• [Region annotation records]:
--------------------
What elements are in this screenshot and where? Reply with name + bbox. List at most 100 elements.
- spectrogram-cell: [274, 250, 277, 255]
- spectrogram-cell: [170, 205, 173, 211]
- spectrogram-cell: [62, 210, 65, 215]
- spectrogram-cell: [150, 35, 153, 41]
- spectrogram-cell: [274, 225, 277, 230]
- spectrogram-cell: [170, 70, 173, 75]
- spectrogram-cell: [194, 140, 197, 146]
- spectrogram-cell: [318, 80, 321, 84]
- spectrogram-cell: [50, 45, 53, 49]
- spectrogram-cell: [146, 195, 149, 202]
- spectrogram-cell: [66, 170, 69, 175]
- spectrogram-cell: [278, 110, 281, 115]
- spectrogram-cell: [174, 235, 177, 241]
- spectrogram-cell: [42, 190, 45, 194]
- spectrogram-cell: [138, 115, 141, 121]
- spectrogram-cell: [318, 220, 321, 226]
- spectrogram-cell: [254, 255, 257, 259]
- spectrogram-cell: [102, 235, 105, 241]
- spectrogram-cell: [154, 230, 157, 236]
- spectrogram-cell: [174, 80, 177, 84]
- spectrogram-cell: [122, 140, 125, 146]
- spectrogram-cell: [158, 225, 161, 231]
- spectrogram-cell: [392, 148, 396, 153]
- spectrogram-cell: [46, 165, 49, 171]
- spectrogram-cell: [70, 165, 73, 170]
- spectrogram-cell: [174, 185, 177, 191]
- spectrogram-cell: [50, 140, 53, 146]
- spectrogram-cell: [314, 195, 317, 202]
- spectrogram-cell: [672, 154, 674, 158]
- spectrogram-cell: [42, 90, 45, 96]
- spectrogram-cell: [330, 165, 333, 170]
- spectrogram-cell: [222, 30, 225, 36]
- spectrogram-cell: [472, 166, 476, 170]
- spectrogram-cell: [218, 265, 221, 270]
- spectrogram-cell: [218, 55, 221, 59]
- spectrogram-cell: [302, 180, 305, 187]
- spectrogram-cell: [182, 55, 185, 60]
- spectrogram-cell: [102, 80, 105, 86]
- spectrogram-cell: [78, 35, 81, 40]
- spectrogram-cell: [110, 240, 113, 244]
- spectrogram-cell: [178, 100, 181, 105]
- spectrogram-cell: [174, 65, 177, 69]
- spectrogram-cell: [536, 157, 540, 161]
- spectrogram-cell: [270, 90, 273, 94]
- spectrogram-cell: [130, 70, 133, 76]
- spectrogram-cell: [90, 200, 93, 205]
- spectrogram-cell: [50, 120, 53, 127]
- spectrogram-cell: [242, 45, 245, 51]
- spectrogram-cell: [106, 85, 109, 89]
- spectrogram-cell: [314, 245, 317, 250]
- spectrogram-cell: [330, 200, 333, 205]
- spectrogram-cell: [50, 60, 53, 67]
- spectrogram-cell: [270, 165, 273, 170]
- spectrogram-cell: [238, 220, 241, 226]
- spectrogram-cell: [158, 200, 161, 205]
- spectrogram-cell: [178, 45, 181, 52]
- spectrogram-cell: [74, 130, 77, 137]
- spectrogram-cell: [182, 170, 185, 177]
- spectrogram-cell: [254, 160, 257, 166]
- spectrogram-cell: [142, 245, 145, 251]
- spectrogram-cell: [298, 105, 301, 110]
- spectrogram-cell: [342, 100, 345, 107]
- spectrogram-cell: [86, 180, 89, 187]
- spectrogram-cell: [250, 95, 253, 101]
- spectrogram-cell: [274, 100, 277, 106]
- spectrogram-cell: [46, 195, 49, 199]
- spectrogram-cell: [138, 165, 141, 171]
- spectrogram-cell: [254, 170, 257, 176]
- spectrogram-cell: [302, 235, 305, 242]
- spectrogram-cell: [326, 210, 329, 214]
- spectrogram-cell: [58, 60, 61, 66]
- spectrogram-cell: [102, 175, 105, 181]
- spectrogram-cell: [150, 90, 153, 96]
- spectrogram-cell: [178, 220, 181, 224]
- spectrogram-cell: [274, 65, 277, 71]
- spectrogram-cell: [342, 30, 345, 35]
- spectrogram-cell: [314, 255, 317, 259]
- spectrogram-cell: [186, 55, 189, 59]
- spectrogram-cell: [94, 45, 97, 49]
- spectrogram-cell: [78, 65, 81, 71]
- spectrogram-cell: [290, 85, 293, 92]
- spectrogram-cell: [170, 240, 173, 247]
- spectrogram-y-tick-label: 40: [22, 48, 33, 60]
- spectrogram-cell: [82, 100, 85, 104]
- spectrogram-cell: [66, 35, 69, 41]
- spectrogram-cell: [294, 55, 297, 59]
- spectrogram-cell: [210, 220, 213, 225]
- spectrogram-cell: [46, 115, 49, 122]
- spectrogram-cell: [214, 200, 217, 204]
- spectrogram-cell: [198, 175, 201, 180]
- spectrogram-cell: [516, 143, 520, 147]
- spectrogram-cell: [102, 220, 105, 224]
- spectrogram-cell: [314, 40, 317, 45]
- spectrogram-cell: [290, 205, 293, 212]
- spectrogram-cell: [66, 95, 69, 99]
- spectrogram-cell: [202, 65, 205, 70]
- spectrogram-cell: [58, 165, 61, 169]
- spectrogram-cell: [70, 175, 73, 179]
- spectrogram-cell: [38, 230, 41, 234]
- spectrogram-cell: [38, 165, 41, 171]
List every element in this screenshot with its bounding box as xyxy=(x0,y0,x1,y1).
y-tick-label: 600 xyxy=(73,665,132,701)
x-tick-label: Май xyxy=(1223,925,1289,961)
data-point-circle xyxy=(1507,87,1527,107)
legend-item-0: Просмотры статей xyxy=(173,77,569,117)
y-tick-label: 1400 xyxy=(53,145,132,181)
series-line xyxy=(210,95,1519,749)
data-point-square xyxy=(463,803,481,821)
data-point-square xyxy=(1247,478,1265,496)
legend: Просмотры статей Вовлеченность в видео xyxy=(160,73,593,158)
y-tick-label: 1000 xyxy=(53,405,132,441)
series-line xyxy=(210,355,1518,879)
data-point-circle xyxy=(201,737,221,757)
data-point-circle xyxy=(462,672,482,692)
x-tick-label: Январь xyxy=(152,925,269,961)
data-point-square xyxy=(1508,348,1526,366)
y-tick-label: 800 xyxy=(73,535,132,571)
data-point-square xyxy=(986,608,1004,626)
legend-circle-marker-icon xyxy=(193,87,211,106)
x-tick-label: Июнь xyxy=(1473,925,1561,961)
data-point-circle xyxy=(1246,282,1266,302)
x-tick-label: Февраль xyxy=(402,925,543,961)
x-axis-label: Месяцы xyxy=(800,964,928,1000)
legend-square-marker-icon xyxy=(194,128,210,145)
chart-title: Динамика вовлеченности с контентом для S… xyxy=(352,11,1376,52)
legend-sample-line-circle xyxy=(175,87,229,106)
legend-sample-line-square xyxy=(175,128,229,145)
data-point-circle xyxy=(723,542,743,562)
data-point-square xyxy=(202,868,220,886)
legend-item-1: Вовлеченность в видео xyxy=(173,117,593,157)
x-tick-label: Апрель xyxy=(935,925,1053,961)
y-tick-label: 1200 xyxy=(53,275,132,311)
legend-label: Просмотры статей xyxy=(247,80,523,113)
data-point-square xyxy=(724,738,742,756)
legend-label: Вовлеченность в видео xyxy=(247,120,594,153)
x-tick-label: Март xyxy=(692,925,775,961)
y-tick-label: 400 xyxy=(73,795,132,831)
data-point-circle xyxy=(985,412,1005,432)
--------------------
• [Task directions]:
Could you echo back every line above, unchanged?

• [Task answer]:
What elements are in this screenshot and where? Reply with name + bbox. List at most 100 elements.
- spectrogram-cell: [274, 250, 277, 255]
- spectrogram-cell: [170, 205, 173, 211]
- spectrogram-cell: [62, 210, 65, 215]
- spectrogram-cell: [150, 35, 153, 41]
- spectrogram-cell: [274, 225, 277, 230]
- spectrogram-cell: [170, 70, 173, 75]
- spectrogram-cell: [194, 140, 197, 146]
- spectrogram-cell: [318, 80, 321, 84]
- spectrogram-cell: [50, 45, 53, 49]
- spectrogram-cell: [146, 195, 149, 202]
- spectrogram-cell: [66, 170, 69, 175]
- spectrogram-cell: [278, 110, 281, 115]
- spectrogram-cell: [174, 235, 177, 241]
- spectrogram-cell: [42, 190, 45, 194]
- spectrogram-cell: [138, 115, 141, 121]
- spectrogram-cell: [318, 220, 321, 226]
- spectrogram-cell: [254, 255, 257, 259]
- spectrogram-cell: [102, 235, 105, 241]
- spectrogram-cell: [154, 230, 157, 236]
- spectrogram-cell: [174, 80, 177, 84]
- spectrogram-cell: [122, 140, 125, 146]
- spectrogram-cell: [158, 225, 161, 231]
- spectrogram-cell: [392, 148, 396, 153]
- spectrogram-cell: [46, 165, 49, 171]
- spectrogram-cell: [70, 165, 73, 170]
- spectrogram-cell: [174, 185, 177, 191]
- spectrogram-cell: [50, 140, 53, 146]
- spectrogram-cell: [314, 195, 317, 202]
- spectrogram-cell: [672, 154, 674, 158]
- spectrogram-cell: [42, 90, 45, 96]
- spectrogram-cell: [330, 165, 333, 170]
- spectrogram-cell: [222, 30, 225, 36]
- spectrogram-cell: [472, 166, 476, 170]
- spectrogram-cell: [218, 265, 221, 270]
- spectrogram-cell: [218, 55, 221, 59]
- spectrogram-cell: [302, 180, 305, 187]
- spectrogram-cell: [182, 55, 185, 60]
- spectrogram-cell: [102, 80, 105, 86]
- spectrogram-cell: [78, 35, 81, 40]
- spectrogram-cell: [110, 240, 113, 244]
- spectrogram-cell: [178, 100, 181, 105]
- spectrogram-cell: [174, 65, 177, 69]
- spectrogram-cell: [536, 157, 540, 161]
- spectrogram-cell: [270, 90, 273, 94]
- spectrogram-cell: [130, 70, 133, 76]
- spectrogram-cell: [90, 200, 93, 205]
- spectrogram-cell: [50, 120, 53, 127]
- spectrogram-cell: [242, 45, 245, 51]
- spectrogram-cell: [106, 85, 109, 89]
- spectrogram-cell: [314, 245, 317, 250]
- spectrogram-cell: [330, 200, 333, 205]
- spectrogram-cell: [50, 60, 53, 67]
- spectrogram-cell: [270, 165, 273, 170]
- spectrogram-cell: [238, 220, 241, 226]
- spectrogram-cell: [158, 200, 161, 205]
- spectrogram-cell: [178, 45, 181, 52]
- spectrogram-cell: [74, 130, 77, 137]
- spectrogram-cell: [182, 170, 185, 177]
- spectrogram-cell: [254, 160, 257, 166]
- spectrogram-cell: [142, 245, 145, 251]
- spectrogram-cell: [298, 105, 301, 110]
- spectrogram-cell: [342, 100, 345, 107]
- spectrogram-cell: [86, 180, 89, 187]
- spectrogram-cell: [250, 95, 253, 101]
- spectrogram-cell: [274, 100, 277, 106]
- spectrogram-cell: [46, 195, 49, 199]
- spectrogram-cell: [138, 165, 141, 171]
- spectrogram-cell: [254, 170, 257, 176]
- spectrogram-cell: [302, 235, 305, 242]
- spectrogram-cell: [326, 210, 329, 214]
- spectrogram-cell: [58, 60, 61, 66]
- spectrogram-cell: [102, 175, 105, 181]
- spectrogram-cell: [150, 90, 153, 96]
- spectrogram-cell: [178, 220, 181, 224]
- spectrogram-cell: [274, 65, 277, 71]
- spectrogram-cell: [342, 30, 345, 35]
- spectrogram-cell: [314, 255, 317, 259]
- spectrogram-cell: [186, 55, 189, 59]
- spectrogram-cell: [94, 45, 97, 49]
- spectrogram-cell: [78, 65, 81, 71]
- spectrogram-cell: [290, 85, 293, 92]
- spectrogram-cell: [170, 240, 173, 247]
- spectrogram-y-tick-label: 40: [22, 48, 33, 60]
- spectrogram-cell: [82, 100, 85, 104]
- spectrogram-cell: [66, 35, 69, 41]
- spectrogram-cell: [294, 55, 297, 59]
- spectrogram-cell: [210, 220, 213, 225]
- spectrogram-cell: [46, 115, 49, 122]
- spectrogram-cell: [214, 200, 217, 204]
- spectrogram-cell: [198, 175, 201, 180]
- spectrogram-cell: [516, 143, 520, 147]
- spectrogram-cell: [102, 220, 105, 224]
- spectrogram-cell: [314, 40, 317, 45]
- spectrogram-cell: [290, 205, 293, 212]
- spectrogram-cell: [66, 95, 69, 99]
- spectrogram-cell: [202, 65, 205, 70]
- spectrogram-cell: [58, 165, 61, 169]
- spectrogram-cell: [70, 175, 73, 179]
- spectrogram-cell: [38, 230, 41, 234]
- spectrogram-cell: [38, 165, 41, 171]
List every element in this screenshot with its bounding box as xyxy=(x0,y0,x1,y1).
y-tick-label: 600 xyxy=(73,665,132,701)
x-tick-label: Май xyxy=(1223,925,1289,961)
data-point-circle xyxy=(1507,87,1527,107)
legend-item-0: Просмотры статей xyxy=(173,77,569,117)
y-tick-label: 1400 xyxy=(53,145,132,181)
series-line xyxy=(210,95,1519,749)
data-point-square xyxy=(463,803,481,821)
data-point-square xyxy=(1247,478,1265,496)
legend: Просмотры статей Вовлеченность в видео xyxy=(160,73,593,158)
y-tick-label: 1000 xyxy=(53,405,132,441)
series-line xyxy=(210,355,1518,879)
data-point-circle xyxy=(201,737,221,757)
data-point-circle xyxy=(462,672,482,692)
x-tick-label: Январь xyxy=(152,925,269,961)
data-point-square xyxy=(1508,348,1526,366)
y-tick-label: 800 xyxy=(73,535,132,571)
data-point-square xyxy=(986,608,1004,626)
legend-circle-marker-icon xyxy=(193,87,211,106)
x-tick-label: Июнь xyxy=(1473,925,1561,961)
data-point-circle xyxy=(1246,282,1266,302)
x-tick-label: Февраль xyxy=(402,925,543,961)
x-axis-label: Месяцы xyxy=(800,964,928,1000)
legend-square-marker-icon xyxy=(194,128,210,145)
chart-title: Динамика вовлеченности с контентом для S… xyxy=(352,11,1376,52)
legend-sample-line-circle xyxy=(175,87,229,106)
legend-sample-line-square xyxy=(175,128,229,145)
data-point-circle xyxy=(723,542,743,562)
data-point-square xyxy=(202,868,220,886)
legend-item-1: Вовлеченность в видео xyxy=(173,117,593,157)
x-tick-label: Апрель xyxy=(935,925,1053,961)
y-tick-label: 1200 xyxy=(53,275,132,311)
legend-label: Просмотры статей xyxy=(247,80,523,113)
data-point-square xyxy=(724,738,742,756)
legend-label: Вовлеченность в видео xyxy=(247,120,594,153)
x-tick-label: Март xyxy=(692,925,775,961)
y-tick-label: 400 xyxy=(73,795,132,831)
data-point-circle xyxy=(985,412,1005,432)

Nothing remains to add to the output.